►
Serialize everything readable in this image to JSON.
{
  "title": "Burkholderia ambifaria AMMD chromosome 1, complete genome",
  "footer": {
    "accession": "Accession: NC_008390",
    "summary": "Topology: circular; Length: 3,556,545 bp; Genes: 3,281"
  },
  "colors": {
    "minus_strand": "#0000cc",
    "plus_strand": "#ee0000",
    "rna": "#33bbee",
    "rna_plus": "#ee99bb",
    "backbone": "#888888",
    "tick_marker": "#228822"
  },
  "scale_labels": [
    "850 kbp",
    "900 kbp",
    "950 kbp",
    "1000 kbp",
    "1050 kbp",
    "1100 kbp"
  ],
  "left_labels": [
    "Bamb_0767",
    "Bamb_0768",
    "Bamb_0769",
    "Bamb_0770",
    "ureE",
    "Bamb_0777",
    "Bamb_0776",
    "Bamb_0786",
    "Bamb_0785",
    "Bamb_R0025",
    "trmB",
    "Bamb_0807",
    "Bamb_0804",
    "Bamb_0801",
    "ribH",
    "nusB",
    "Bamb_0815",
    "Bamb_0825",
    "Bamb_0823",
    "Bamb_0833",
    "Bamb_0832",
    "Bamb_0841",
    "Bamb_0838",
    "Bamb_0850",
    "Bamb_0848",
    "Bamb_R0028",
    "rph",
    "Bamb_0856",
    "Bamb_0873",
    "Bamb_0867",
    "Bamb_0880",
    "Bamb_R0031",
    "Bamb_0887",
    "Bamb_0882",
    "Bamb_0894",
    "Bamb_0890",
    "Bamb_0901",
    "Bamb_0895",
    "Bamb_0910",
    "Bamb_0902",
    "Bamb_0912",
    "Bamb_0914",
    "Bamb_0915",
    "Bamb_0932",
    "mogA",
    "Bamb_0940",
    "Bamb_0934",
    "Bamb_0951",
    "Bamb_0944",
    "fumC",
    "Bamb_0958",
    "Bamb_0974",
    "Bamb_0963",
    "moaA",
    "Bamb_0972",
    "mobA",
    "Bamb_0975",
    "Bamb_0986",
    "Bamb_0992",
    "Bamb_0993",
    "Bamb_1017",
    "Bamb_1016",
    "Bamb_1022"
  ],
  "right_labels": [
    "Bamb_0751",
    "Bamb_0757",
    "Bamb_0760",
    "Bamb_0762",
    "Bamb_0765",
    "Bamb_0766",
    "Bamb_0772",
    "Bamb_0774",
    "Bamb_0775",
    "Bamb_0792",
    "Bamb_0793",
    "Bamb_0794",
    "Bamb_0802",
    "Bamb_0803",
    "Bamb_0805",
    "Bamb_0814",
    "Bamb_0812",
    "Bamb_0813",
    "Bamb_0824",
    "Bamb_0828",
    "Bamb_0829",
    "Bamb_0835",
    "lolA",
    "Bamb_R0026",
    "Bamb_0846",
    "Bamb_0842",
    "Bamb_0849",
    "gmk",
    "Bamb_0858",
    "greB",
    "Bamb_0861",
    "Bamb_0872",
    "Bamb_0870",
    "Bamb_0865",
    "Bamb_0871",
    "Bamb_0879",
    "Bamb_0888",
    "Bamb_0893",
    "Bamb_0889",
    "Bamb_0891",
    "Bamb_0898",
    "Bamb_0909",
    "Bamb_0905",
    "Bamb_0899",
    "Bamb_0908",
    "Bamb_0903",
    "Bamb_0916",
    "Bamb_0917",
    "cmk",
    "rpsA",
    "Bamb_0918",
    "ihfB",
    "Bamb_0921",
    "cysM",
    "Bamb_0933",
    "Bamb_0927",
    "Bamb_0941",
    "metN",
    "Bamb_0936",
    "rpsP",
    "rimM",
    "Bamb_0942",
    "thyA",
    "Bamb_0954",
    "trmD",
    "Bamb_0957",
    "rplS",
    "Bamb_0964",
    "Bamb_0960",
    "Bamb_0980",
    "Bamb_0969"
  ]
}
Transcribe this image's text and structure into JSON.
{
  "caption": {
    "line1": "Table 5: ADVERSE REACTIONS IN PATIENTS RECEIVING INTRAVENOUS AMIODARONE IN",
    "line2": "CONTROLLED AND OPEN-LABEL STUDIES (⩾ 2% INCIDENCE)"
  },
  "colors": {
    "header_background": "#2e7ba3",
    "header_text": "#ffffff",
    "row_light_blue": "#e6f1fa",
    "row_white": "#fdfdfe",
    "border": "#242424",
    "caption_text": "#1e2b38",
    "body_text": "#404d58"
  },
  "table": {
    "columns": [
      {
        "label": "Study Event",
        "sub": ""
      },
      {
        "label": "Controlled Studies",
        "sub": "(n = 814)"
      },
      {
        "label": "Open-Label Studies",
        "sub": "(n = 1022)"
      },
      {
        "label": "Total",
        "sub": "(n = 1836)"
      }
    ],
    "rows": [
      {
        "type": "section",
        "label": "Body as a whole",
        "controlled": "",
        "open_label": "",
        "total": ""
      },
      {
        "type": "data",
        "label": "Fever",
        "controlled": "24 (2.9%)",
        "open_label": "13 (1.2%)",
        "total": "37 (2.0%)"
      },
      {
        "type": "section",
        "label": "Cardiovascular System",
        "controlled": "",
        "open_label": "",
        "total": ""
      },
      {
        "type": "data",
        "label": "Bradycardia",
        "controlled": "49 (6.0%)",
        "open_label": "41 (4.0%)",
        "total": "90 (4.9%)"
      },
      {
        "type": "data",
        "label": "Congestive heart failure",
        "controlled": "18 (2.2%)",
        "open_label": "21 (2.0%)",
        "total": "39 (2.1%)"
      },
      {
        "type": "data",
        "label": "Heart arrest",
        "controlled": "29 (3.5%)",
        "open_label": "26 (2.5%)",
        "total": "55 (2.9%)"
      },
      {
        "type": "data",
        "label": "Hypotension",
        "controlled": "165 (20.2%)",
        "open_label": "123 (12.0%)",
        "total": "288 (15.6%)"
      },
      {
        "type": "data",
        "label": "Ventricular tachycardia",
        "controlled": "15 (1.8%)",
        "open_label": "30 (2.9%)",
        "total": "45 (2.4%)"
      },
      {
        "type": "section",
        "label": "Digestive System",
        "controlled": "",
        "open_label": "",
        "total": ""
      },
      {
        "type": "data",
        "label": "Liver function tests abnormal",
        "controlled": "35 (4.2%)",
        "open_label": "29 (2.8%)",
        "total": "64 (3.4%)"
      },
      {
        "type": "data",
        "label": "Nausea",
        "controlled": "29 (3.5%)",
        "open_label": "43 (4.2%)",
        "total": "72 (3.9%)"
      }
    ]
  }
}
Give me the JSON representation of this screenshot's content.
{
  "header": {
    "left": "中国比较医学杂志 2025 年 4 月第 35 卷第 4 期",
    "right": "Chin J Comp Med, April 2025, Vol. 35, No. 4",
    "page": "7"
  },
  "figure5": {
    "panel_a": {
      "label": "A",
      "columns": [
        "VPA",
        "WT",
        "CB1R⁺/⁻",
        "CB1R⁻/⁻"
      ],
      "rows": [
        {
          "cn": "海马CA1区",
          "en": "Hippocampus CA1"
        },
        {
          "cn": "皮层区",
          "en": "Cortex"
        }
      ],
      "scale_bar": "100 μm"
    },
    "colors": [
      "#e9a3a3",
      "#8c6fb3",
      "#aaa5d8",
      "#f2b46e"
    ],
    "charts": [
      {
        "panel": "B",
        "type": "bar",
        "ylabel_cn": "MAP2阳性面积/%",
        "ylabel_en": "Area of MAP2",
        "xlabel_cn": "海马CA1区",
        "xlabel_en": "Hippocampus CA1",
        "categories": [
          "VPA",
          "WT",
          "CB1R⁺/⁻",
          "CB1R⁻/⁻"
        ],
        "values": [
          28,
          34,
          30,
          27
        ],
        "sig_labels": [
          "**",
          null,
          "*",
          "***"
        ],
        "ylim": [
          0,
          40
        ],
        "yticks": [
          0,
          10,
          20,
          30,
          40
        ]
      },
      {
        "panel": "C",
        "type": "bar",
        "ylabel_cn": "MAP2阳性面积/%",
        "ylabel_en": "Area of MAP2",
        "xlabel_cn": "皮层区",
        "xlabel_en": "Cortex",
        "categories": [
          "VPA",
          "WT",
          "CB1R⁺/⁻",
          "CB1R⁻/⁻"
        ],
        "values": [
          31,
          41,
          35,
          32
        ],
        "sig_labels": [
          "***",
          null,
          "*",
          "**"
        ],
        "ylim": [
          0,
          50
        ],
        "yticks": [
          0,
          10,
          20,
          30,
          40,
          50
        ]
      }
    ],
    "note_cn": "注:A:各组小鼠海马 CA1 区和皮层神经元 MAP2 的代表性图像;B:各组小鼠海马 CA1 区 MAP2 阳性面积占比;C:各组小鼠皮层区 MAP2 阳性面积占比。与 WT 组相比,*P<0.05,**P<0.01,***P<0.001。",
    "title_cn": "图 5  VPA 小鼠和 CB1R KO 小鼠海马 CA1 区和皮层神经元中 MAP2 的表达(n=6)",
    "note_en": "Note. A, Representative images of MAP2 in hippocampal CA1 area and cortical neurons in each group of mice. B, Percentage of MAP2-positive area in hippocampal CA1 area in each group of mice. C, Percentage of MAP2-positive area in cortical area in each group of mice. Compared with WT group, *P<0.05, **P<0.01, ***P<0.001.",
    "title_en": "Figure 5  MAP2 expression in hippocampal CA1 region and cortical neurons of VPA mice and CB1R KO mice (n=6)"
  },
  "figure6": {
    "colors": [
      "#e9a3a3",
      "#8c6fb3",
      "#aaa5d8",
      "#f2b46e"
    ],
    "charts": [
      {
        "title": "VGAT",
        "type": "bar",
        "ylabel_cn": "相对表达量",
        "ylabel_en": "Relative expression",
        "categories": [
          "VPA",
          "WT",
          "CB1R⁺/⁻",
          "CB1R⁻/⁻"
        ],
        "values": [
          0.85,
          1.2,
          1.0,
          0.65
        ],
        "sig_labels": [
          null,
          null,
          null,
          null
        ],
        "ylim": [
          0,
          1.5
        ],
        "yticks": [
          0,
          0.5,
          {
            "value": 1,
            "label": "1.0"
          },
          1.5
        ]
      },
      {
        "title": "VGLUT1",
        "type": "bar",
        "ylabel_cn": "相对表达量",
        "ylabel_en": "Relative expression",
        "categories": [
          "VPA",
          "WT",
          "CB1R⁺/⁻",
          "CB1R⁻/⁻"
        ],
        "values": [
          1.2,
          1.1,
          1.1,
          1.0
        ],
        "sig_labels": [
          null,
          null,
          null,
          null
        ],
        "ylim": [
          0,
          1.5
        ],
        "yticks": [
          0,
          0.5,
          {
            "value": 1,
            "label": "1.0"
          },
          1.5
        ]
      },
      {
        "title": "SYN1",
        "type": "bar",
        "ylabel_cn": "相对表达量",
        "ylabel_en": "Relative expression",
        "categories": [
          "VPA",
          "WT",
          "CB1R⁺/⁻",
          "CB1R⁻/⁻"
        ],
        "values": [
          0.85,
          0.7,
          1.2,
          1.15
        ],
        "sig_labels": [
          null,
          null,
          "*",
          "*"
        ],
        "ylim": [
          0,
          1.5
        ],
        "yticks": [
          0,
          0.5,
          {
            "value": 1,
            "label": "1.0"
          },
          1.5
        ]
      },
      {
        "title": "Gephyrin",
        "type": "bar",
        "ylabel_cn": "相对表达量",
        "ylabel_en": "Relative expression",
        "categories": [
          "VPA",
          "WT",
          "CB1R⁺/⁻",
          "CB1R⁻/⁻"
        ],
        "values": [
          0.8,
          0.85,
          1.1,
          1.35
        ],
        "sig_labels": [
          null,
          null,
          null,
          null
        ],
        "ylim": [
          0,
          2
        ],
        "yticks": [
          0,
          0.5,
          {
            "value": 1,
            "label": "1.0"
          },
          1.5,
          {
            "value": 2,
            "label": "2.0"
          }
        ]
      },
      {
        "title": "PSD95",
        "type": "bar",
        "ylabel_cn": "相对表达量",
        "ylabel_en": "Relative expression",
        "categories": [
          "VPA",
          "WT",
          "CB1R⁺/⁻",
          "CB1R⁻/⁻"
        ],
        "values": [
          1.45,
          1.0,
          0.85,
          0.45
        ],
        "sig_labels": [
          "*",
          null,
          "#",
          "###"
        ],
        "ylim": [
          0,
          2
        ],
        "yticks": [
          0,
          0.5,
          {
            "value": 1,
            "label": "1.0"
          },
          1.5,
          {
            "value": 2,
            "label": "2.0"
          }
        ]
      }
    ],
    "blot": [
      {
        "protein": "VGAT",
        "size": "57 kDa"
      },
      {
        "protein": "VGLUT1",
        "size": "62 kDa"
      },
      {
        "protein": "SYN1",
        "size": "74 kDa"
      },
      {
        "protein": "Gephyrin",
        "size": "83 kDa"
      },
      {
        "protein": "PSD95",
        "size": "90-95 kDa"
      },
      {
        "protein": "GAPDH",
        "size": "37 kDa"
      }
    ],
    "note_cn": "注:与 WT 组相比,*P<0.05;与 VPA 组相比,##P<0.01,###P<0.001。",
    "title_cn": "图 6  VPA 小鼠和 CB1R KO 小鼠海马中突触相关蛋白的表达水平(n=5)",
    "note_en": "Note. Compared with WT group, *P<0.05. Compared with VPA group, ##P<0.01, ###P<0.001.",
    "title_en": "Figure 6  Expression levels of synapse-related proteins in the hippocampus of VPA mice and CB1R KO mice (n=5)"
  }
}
◄
**About this task**: Which of the lines above include the word "mice"? Copy each of them.

**Task response**:
    "note_en": "Note. A, Representative images of MAP2 in hippocampal CA1 area and cortical neurons in each group of mice. B, Percentage of MAP2-positive area in hippocampal CA1 area in each group of mice. C, Percentage of MAP2-positive area in cortical area in each group of mice. Compared with WT group, *P<0.05, **P<0.01, ***P<0.001.",
    "title_en": "Figure 5  MAP2 expression in hippocampal CA1 region and cortical neurons of VPA mice and CB1R KO mice (n=6)"
    "title_en": "Figure 6  Expression levels of synapse-related proteins in the hippocampus of VPA mice and CB1R KO mice (n=5)"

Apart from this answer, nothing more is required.